*TASK GOAL*
Please repeat every line of the entries below word for word, leaving out the pictures.

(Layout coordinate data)
====================
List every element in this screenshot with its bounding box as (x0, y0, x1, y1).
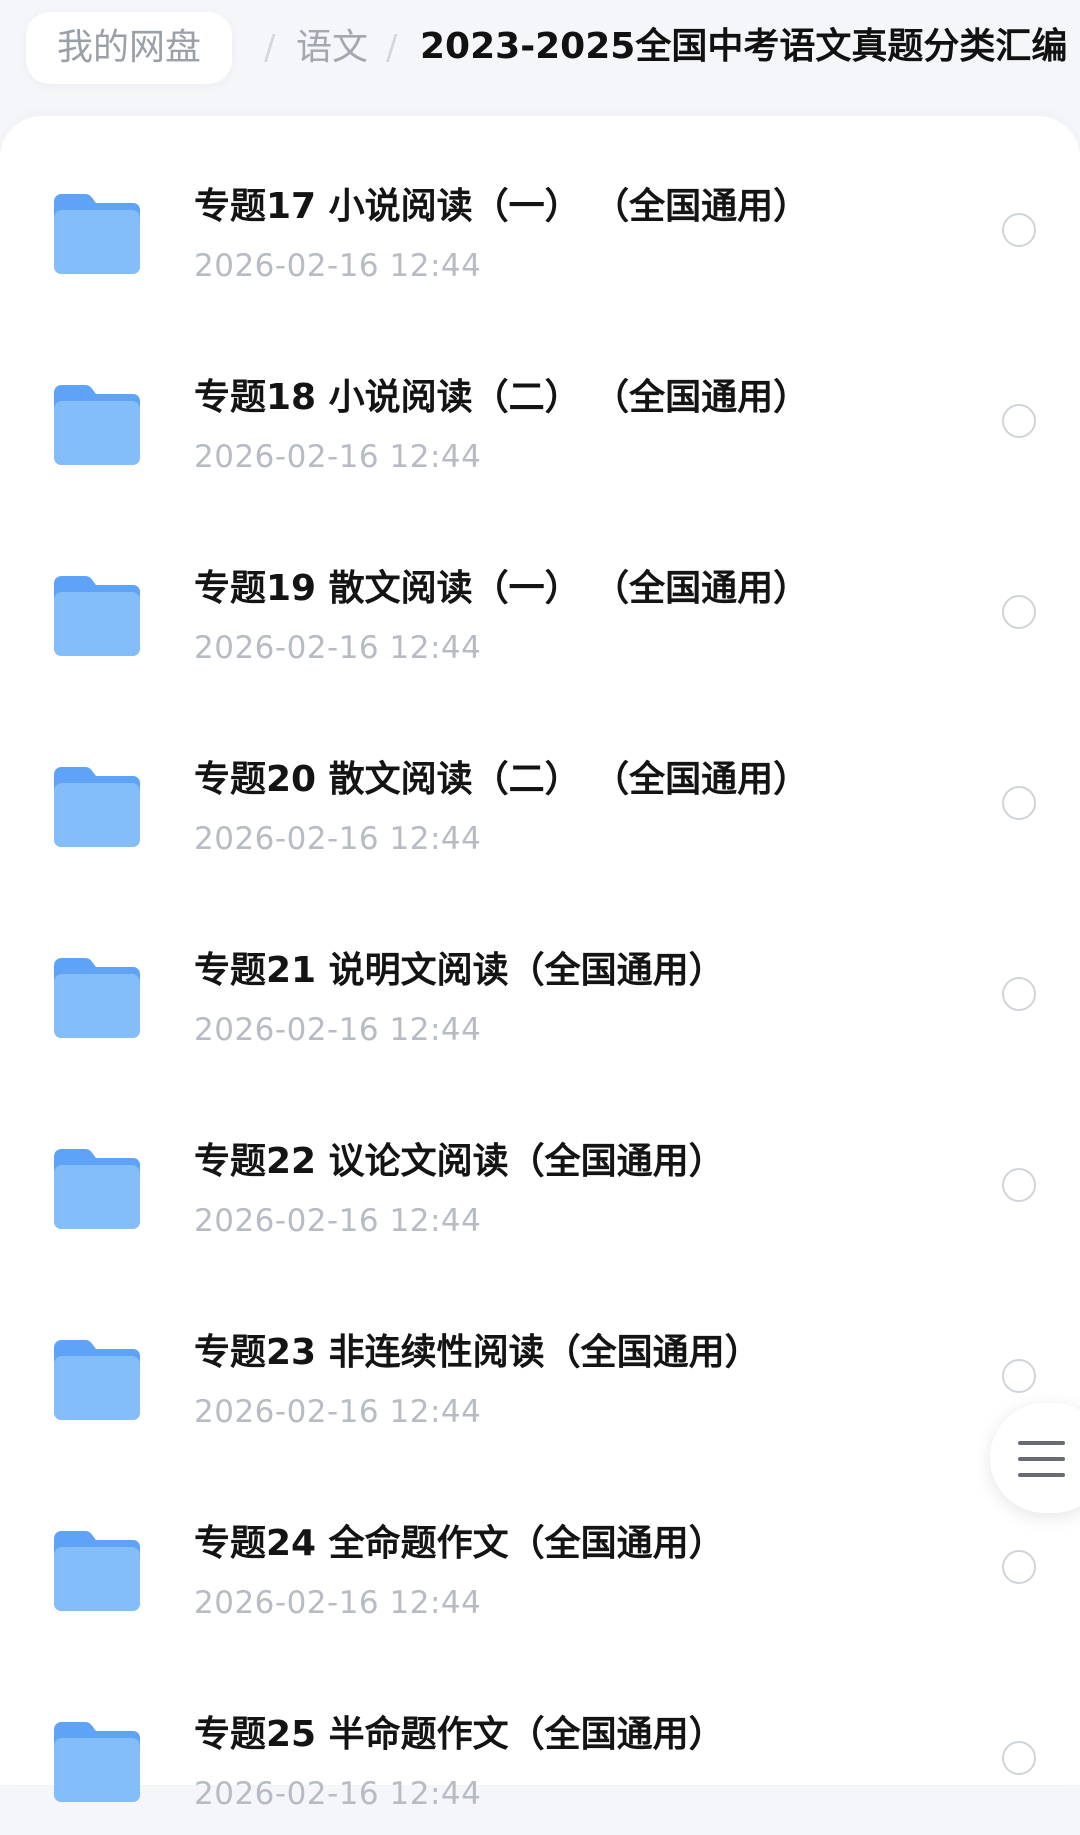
folder-icon (54, 576, 140, 656)
folder-icon (54, 385, 140, 465)
folder-icon (54, 1531, 140, 1611)
radio-circle-icon[interactable] (1002, 1741, 1036, 1775)
folder-row[interactable]: 专题17 小说阅读（一） （全国通用） 2026-02-16 12:44 (0, 116, 1080, 307)
file-date: 2026-02-16 12:44 (194, 821, 482, 857)
file-name: 专题24 全命题作文（全国通用） (194, 1523, 725, 1564)
folder-row[interactable]: 专题20 散文阅读（二） （全国通用） 2026-02-16 12:44 (0, 689, 1080, 880)
radio-circle-icon[interactable] (1002, 1359, 1036, 1393)
radio-circle-icon[interactable] (1002, 1168, 1036, 1202)
folder-row[interactable]: 专题23 非连续性阅读（全国通用） 2026-02-16 12:44 (0, 1262, 1080, 1453)
file-date: 2026-02-16 12:44 (194, 1394, 482, 1430)
folder-row[interactable]: 专题22 议论文阅读（全国通用） 2026-02-16 12:44 (0, 1071, 1080, 1262)
folder-row[interactable]: 专题18 小说阅读（二） （全国通用） 2026-02-16 12:44 (0, 307, 1080, 498)
file-name: 专题22 议论文阅读（全国通用） (194, 1141, 725, 1182)
file-date: 2026-02-16 12:44 (194, 1585, 482, 1621)
file-date: 2026-02-16 12:44 (194, 248, 482, 284)
file-name: 专题23 非连续性阅读（全国通用） (194, 1332, 761, 1373)
file-name: 专题25 半命题作文（全国通用） (194, 1714, 725, 1755)
file-date: 2026-02-16 12:44 (194, 1203, 482, 1239)
radio-circle-icon[interactable] (1002, 977, 1036, 1011)
file-list-panel: 专题17 小说阅读（一） （全国通用） 2026-02-16 12:44 专题1… (0, 116, 1080, 1812)
folder-row[interactable]: 专题24 全命题作文（全国通用） 2026-02-16 12:44 (0, 1453, 1080, 1644)
file-name: 专题18 小说阅读（二） （全国通用） (194, 377, 810, 418)
radio-circle-icon[interactable] (1002, 595, 1036, 629)
folder-icon (54, 958, 140, 1038)
folder-row[interactable]: 专题21 说明文阅读（全国通用） 2026-02-16 12:44 (0, 880, 1080, 1071)
folder-icon (54, 194, 140, 274)
file-name: 专题20 散文阅读（二） （全国通用） (194, 759, 810, 800)
folder-row[interactable]: 专题19 散文阅读（一） （全国通用） 2026-02-16 12:44 (0, 498, 1080, 689)
file-date: 2026-02-16 12:44 (194, 1776, 482, 1812)
file-name: 专题21 说明文阅读（全国通用） (194, 950, 725, 991)
breadcrumb-parent-chinese[interactable]: 语文 (296, 26, 368, 70)
folder-icon (54, 767, 140, 847)
breadcrumb-separator: / (386, 28, 398, 68)
radio-circle-icon[interactable] (1002, 1550, 1036, 1584)
radio-circle-icon[interactable] (1002, 404, 1036, 438)
file-date: 2026-02-16 12:44 (194, 439, 482, 475)
radio-circle-icon[interactable] (1002, 213, 1036, 247)
breadcrumb: 我的网盘 / 语文 / 2023-2025全国中考语文真题分类汇编 (0, 0, 1080, 118)
breadcrumb-current-folder: 2023-2025全国中考语文真题分类汇编 (420, 26, 1068, 67)
file-date: 2026-02-16 12:44 (194, 1012, 482, 1048)
folder-row[interactable]: 专题25 半命题作文（全国通用） 2026-02-16 12:44 (0, 1644, 1080, 1835)
breadcrumb-root-my-drive[interactable]: 我的网盘 (26, 12, 232, 84)
folder-icon (54, 1340, 140, 1420)
breadcrumb-separator: / (264, 28, 276, 68)
file-name: 专题19 散文阅读（一） （全国通用） (194, 568, 810, 609)
folder-icon (54, 1149, 140, 1229)
hamburger-menu-icon (1018, 1441, 1065, 1477)
file-name: 专题17 小说阅读（一） （全国通用） (194, 186, 810, 227)
radio-circle-icon[interactable] (1002, 786, 1036, 820)
folder-icon (54, 1722, 140, 1802)
file-date: 2026-02-16 12:44 (194, 630, 482, 666)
====================
*SOLUTION BELOW*
List every element in this screenshot with its bounding box as (x0, y0, x1, y1).
folder-icon (54, 576, 140, 656)
folder-icon (54, 385, 140, 465)
folder-icon (54, 1531, 140, 1611)
radio-circle-icon[interactable] (1002, 1741, 1036, 1775)
folder-row[interactable]: 专题17 小说阅读（一） （全国通用） 2026-02-16 12:44 (0, 116, 1080, 307)
file-date: 2026-02-16 12:44 (194, 821, 482, 857)
file-name: 专题24 全命题作文（全国通用） (194, 1523, 725, 1564)
folder-row[interactable]: 专题20 散文阅读（二） （全国通用） 2026-02-16 12:44 (0, 689, 1080, 880)
radio-circle-icon[interactable] (1002, 1359, 1036, 1393)
radio-circle-icon[interactable] (1002, 1168, 1036, 1202)
folder-row[interactable]: 专题23 非连续性阅读（全国通用） 2026-02-16 12:44 (0, 1262, 1080, 1453)
file-date: 2026-02-16 12:44 (194, 1394, 482, 1430)
folder-row[interactable]: 专题22 议论文阅读（全国通用） 2026-02-16 12:44 (0, 1071, 1080, 1262)
folder-row[interactable]: 专题18 小说阅读（二） （全国通用） 2026-02-16 12:44 (0, 307, 1080, 498)
file-name: 专题22 议论文阅读（全国通用） (194, 1141, 725, 1182)
file-date: 2026-02-16 12:44 (194, 1585, 482, 1621)
file-date: 2026-02-16 12:44 (194, 248, 482, 284)
file-name: 专题23 非连续性阅读（全国通用） (194, 1332, 761, 1373)
file-name: 专题25 半命题作文（全国通用） (194, 1714, 725, 1755)
file-date: 2026-02-16 12:44 (194, 1203, 482, 1239)
radio-circle-icon[interactable] (1002, 977, 1036, 1011)
file-list-panel: 专题17 小说阅读（一） （全国通用） 2026-02-16 12:44 专题1… (0, 116, 1080, 1812)
folder-row[interactable]: 专题24 全命题作文（全国通用） 2026-02-16 12:44 (0, 1453, 1080, 1644)
file-name: 专题18 小说阅读（二） （全国通用） (194, 377, 810, 418)
radio-circle-icon[interactable] (1002, 595, 1036, 629)
folder-icon (54, 958, 140, 1038)
folder-row[interactable]: 专题21 说明文阅读（全国通用） 2026-02-16 12:44 (0, 880, 1080, 1071)
folder-icon (54, 194, 140, 274)
file-name: 专题20 散文阅读（二） （全国通用） (194, 759, 810, 800)
folder-row[interactable]: 专题19 散文阅读（一） （全国通用） 2026-02-16 12:44 (0, 498, 1080, 689)
file-date: 2026-02-16 12:44 (194, 1776, 482, 1812)
file-name: 专题21 说明文阅读（全国通用） (194, 950, 725, 991)
breadcrumb-parent-chinese[interactable]: 语文 (296, 26, 368, 70)
folder-icon (54, 767, 140, 847)
breadcrumb-separator: / (386, 28, 398, 68)
radio-circle-icon[interactable] (1002, 1550, 1036, 1584)
radio-circle-icon[interactable] (1002, 404, 1036, 438)
file-date: 2026-02-16 12:44 (194, 439, 482, 475)
radio-circle-icon[interactable] (1002, 213, 1036, 247)
breadcrumb: 我的网盘 / 语文 / 2023-2025全国中考语文真题分类汇编 (0, 0, 1080, 118)
breadcrumb-current-folder: 2023-2025全国中考语文真题分类汇编 (420, 26, 1068, 67)
file-date: 2026-02-16 12:44 (194, 1012, 482, 1048)
folder-row[interactable]: 专题25 半命题作文（全国通用） 2026-02-16 12:44 (0, 1644, 1080, 1835)
breadcrumb-root-my-drive[interactable]: 我的网盘 (26, 12, 232, 84)
folder-icon (54, 1340, 140, 1420)
breadcrumb-separator: / (264, 28, 276, 68)
file-name: 专题19 散文阅读（一） （全国通用） (194, 568, 810, 609)
folder-icon (54, 1149, 140, 1229)
hamburger-menu-icon (1018, 1441, 1065, 1477)
file-name: 专题17 小说阅读（一） （全国通用） (194, 186, 810, 227)
radio-circle-icon[interactable] (1002, 786, 1036, 820)
folder-icon (54, 1722, 140, 1802)
file-date: 2026-02-16 12:44 (194, 630, 482, 666)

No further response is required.